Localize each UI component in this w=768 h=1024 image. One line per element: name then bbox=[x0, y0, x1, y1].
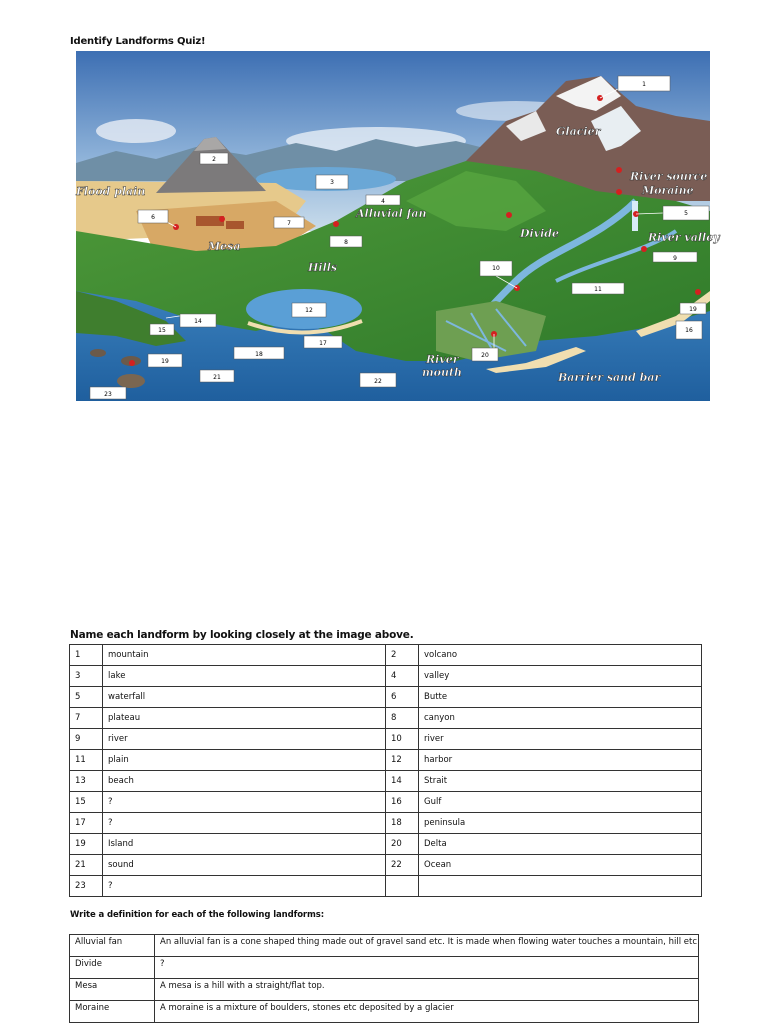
answer-text[interactable]: ? bbox=[103, 792, 386, 813]
answer-row bbox=[70, 729, 702, 750]
answer-number: 3 bbox=[70, 666, 103, 687]
svg-text:11: 11 bbox=[594, 286, 602, 293]
svg-text:20: 20 bbox=[481, 352, 489, 359]
label-box-13 bbox=[680, 303, 706, 314]
answer-row bbox=[70, 708, 702, 729]
svg-text:23: 23 bbox=[104, 391, 112, 398]
landforms-illustration bbox=[76, 51, 720, 401]
barrier-sand-bar-word: Barrier sand bar bbox=[558, 371, 661, 384]
answer-row bbox=[70, 771, 702, 792]
answer-row bbox=[70, 666, 702, 687]
answer-text[interactable]: canyon bbox=[419, 708, 702, 729]
label-box-7 bbox=[274, 217, 304, 228]
definition-term: Divide bbox=[70, 957, 155, 979]
label-box-14 bbox=[180, 314, 216, 327]
label-box-21 bbox=[200, 370, 234, 382]
answer-number: 17 bbox=[70, 813, 103, 834]
answer-number: 12 bbox=[386, 750, 419, 771]
answer-number: 4 bbox=[386, 666, 419, 687]
answer-text[interactable]: plateau bbox=[103, 708, 386, 729]
moraine-word: Moraine bbox=[642, 184, 694, 197]
definition-term: Mesa bbox=[70, 979, 155, 1001]
answer-number: 13 bbox=[70, 771, 103, 792]
river-valley-word: River valley bbox=[648, 231, 720, 244]
answer-row bbox=[70, 876, 702, 897]
definition-text[interactable]: A mesa is a hill with a straight/flat top. bbox=[155, 979, 699, 1001]
label-box-18 bbox=[234, 347, 284, 359]
answer-number: 15 bbox=[70, 792, 103, 813]
glacier-word: Glacier bbox=[556, 125, 601, 138]
alluvial-fan-word: Alluvial fan bbox=[356, 207, 427, 220]
label-box-16 bbox=[676, 321, 702, 339]
label-box-9 bbox=[653, 252, 697, 262]
answer-text[interactable]: ? bbox=[103, 876, 386, 897]
answer-number: 9 bbox=[70, 729, 103, 750]
answer-number: 19 bbox=[70, 834, 103, 855]
definition-row bbox=[70, 1001, 699, 1023]
answer-text[interactable]: Ocean bbox=[419, 855, 702, 876]
answer-text[interactable]: Delta bbox=[419, 834, 702, 855]
label-box-22 bbox=[360, 373, 396, 387]
label-box-3 bbox=[316, 175, 348, 189]
answer-number: 7 bbox=[70, 708, 103, 729]
svg-text:10: 10 bbox=[492, 265, 500, 272]
definition-term: Alluvial fan bbox=[70, 935, 155, 957]
answer-text[interactable]: lake bbox=[103, 666, 386, 687]
svg-text:21: 21 bbox=[213, 374, 221, 381]
svg-text:7: 7 bbox=[287, 220, 291, 227]
answer-text[interactable]: river bbox=[103, 729, 386, 750]
answer-number: 11 bbox=[70, 750, 103, 771]
svg-text:1: 1 bbox=[642, 81, 646, 88]
answer-number: 6 bbox=[386, 687, 419, 708]
svg-text:12: 12 bbox=[305, 307, 313, 314]
answer-text[interactable] bbox=[419, 876, 702, 897]
label-box-11 bbox=[572, 283, 624, 294]
label-box-2 bbox=[200, 153, 228, 164]
hills-word: Hills bbox=[308, 261, 338, 274]
answer-number: 20 bbox=[386, 834, 419, 855]
river-source-word: River source bbox=[630, 170, 708, 183]
answer-row bbox=[70, 750, 702, 771]
definition-term: Moraine bbox=[70, 1001, 155, 1023]
answer-text[interactable]: peninsula bbox=[419, 813, 702, 834]
answer-text[interactable]: plain bbox=[103, 750, 386, 771]
answer-number: 21 bbox=[70, 855, 103, 876]
answer-number: 22 bbox=[386, 855, 419, 876]
label-box-12 bbox=[292, 303, 326, 317]
answer-text[interactable]: river bbox=[419, 729, 702, 750]
answer-number bbox=[386, 876, 419, 897]
answer-text[interactable]: harbor bbox=[419, 750, 702, 771]
label-box-15 bbox=[150, 324, 174, 335]
answer-number: 1 bbox=[70, 645, 103, 666]
answer-number: 8 bbox=[386, 708, 419, 729]
svg-text:6: 6 bbox=[151, 214, 155, 221]
svg-text:17: 17 bbox=[319, 340, 327, 347]
svg-text:15: 15 bbox=[158, 327, 166, 334]
answer-text[interactable]: Island bbox=[103, 834, 386, 855]
answer-text[interactable]: mountain bbox=[103, 645, 386, 666]
label-box-4 bbox=[366, 195, 400, 205]
answer-number: 14 bbox=[386, 771, 419, 792]
answer-row bbox=[70, 687, 702, 708]
svg-text:4: 4 bbox=[381, 198, 385, 205]
answer-number: 18 bbox=[386, 813, 419, 834]
answer-text[interactable]: volcano bbox=[419, 645, 702, 666]
label-box-10 bbox=[480, 261, 512, 276]
label-box-19 bbox=[148, 354, 182, 367]
definition-row bbox=[70, 935, 699, 957]
svg-text:2: 2 bbox=[212, 156, 216, 163]
svg-text:19: 19 bbox=[689, 306, 697, 313]
answer-text[interactable]: Gulf bbox=[419, 792, 702, 813]
answer-number: 10 bbox=[386, 729, 419, 750]
svg-text:22: 22 bbox=[374, 378, 382, 385]
svg-text:3: 3 bbox=[330, 179, 334, 186]
answer-row bbox=[70, 645, 702, 666]
definition-row bbox=[70, 957, 699, 979]
flood-plain-word: Flood plain bbox=[76, 185, 146, 198]
answer-text[interactable]: ? bbox=[103, 813, 386, 834]
svg-text:8: 8 bbox=[344, 239, 348, 246]
definitions-heading: Write a definition for each of the following landforms: bbox=[70, 910, 325, 920]
answer-text[interactable]: Butte bbox=[419, 687, 702, 708]
answers-heading: Name each landform by looking closely at the image above. bbox=[70, 629, 414, 641]
svg-text:16: 16 bbox=[685, 327, 693, 334]
mesa-word: Mesa bbox=[208, 240, 241, 253]
label-box-8 bbox=[330, 236, 362, 247]
answer-row bbox=[70, 792, 702, 813]
river-mouth-word-2: mouth bbox=[422, 366, 463, 379]
answer-text[interactable]: sound bbox=[103, 855, 386, 876]
answer-row bbox=[70, 834, 702, 855]
svg-text:5: 5 bbox=[684, 210, 688, 217]
divide-word: Divide bbox=[520, 227, 559, 240]
answer-number: 2 bbox=[386, 645, 419, 666]
answer-text[interactable]: valley bbox=[419, 666, 702, 687]
answers-table bbox=[69, 644, 702, 897]
label-box-6 bbox=[138, 210, 168, 223]
answer-text[interactable]: Strait bbox=[419, 771, 702, 792]
label-box-5 bbox=[663, 206, 709, 220]
answer-number: 5 bbox=[70, 687, 103, 708]
definition-text[interactable]: An alluvial fan is a cone shaped thing made out of gravel sand etc. It is made when flowing water touches a mountain, hill etc bbox=[155, 935, 699, 957]
definition-row bbox=[70, 979, 699, 1001]
definitions-table bbox=[69, 934, 699, 1023]
svg-text:14: 14 bbox=[194, 318, 202, 325]
label-box-23 bbox=[90, 387, 126, 399]
answer-number: 16 bbox=[386, 792, 419, 813]
definition-text[interactable]: A moraine is a mixture of boulders, stones etc deposited by a glacier bbox=[155, 1001, 699, 1023]
river-mouth-word-1: River bbox=[426, 353, 459, 366]
page-title: Identify Landforms Quiz! bbox=[70, 36, 206, 47]
label-box-1 bbox=[618, 76, 670, 91]
label-box-20 bbox=[472, 348, 498, 361]
definition-text[interactable]: ? bbox=[155, 957, 699, 979]
svg-text:18: 18 bbox=[255, 351, 263, 358]
answer-row bbox=[70, 813, 702, 834]
answer-text[interactable]: waterfall bbox=[103, 687, 386, 708]
svg-text:19: 19 bbox=[161, 358, 169, 365]
answer-text[interactable]: beach bbox=[103, 771, 386, 792]
label-box-17 bbox=[304, 336, 342, 348]
answer-number: 23 bbox=[70, 876, 103, 897]
svg-text:9: 9 bbox=[673, 255, 677, 262]
answer-row bbox=[70, 855, 702, 876]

^^^^^^^^^^^^^^^^

To be done:
Revise the rows beginning at the line that has "answer-text[interactable]: ? bbox=[103, 792, 386, 813]" and ending after the line that has "answer-text[interactable]: canyon bbox=[419, 708, 702, 729]", changing "answer-row" to "answer-line" and leaving everything else unchanged. Give only those rows.

Expected answer:
answer-text[interactable]: ? bbox=[103, 792, 386, 813]
answer-line bbox=[70, 729, 702, 750]
answer-number: 3 bbox=[70, 666, 103, 687]
svg-text:11: 11 bbox=[594, 286, 602, 293]
svg-text:20: 20 bbox=[481, 352, 489, 359]
label-box-13 bbox=[680, 303, 706, 314]
answer-line bbox=[70, 708, 702, 729]
svg-text:23: 23 bbox=[104, 391, 112, 398]
landforms-illustration bbox=[76, 51, 720, 401]
barrier-sand-bar-word: Barrier sand bar bbox=[558, 371, 661, 384]
answer-line bbox=[70, 771, 702, 792]
answer-line bbox=[70, 666, 702, 687]
answer-text[interactable]: canyon bbox=[419, 708, 702, 729]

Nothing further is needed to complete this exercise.